STATED EXERCISE — Images are excluded; otherwise, output every record exactly.

(Stored data entries)
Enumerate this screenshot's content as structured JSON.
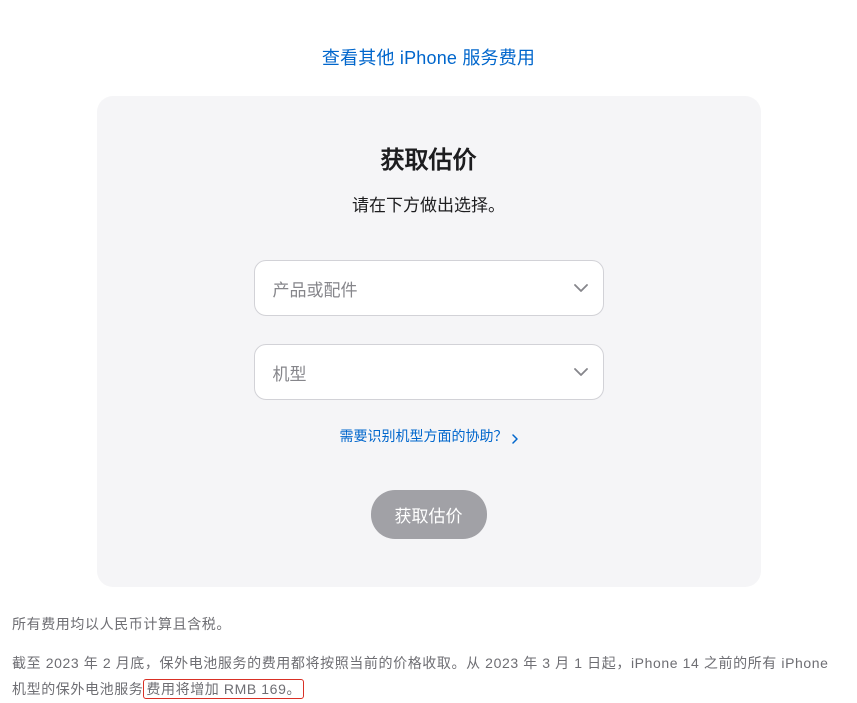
{
  "top_link": {
    "label": "查看其他 iPhone 服务费用"
  },
  "card": {
    "title": "获取估价",
    "subtitle": "请在下方做出选择。",
    "select_product": {
      "placeholder": "产品或配件"
    },
    "select_model": {
      "placeholder": "机型"
    },
    "help_link": {
      "label": "需要识别机型方面的协助？"
    },
    "submit_button": {
      "label": "获取估价"
    }
  },
  "footer": {
    "line1": "所有费用均以人民币计算且含税。",
    "line2_part1": "截至 2023 年 2 月底，保外电池服务的费用都将按照当前的价格收取。从 2023 年 3 月 1 日起，iPhone 14 之前的所有 iPhone 机型的保外电池服务",
    "line2_highlight": "费用将增加 RMB 169。"
  }
}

ANSWER TO THE PROBLEM —
Enumerate this screenshot's content as structured JSON.
{
  "top_link": {
    "label": "查看其他 iPhone 服务费用"
  },
  "card": {
    "title": "获取估价",
    "subtitle": "请在下方做出选择。",
    "select_product": {
      "placeholder": "产品或配件"
    },
    "select_model": {
      "placeholder": "机型"
    },
    "help_link": {
      "label": "需要识别机型方面的协助？"
    },
    "submit_button": {
      "label": "获取估价"
    }
  },
  "footer": {
    "line1": "所有费用均以人民币计算且含税。",
    "line2_part1": "截至 2023 年 2 月底，保外电池服务的费用都将按照当前的价格收取。从 2023 年 3 月 1 日起，iPhone 14 之前的所有 iPhone 机型的保外电池服务",
    "line2_highlight": "费用将增加 RMB 169。"
  }
}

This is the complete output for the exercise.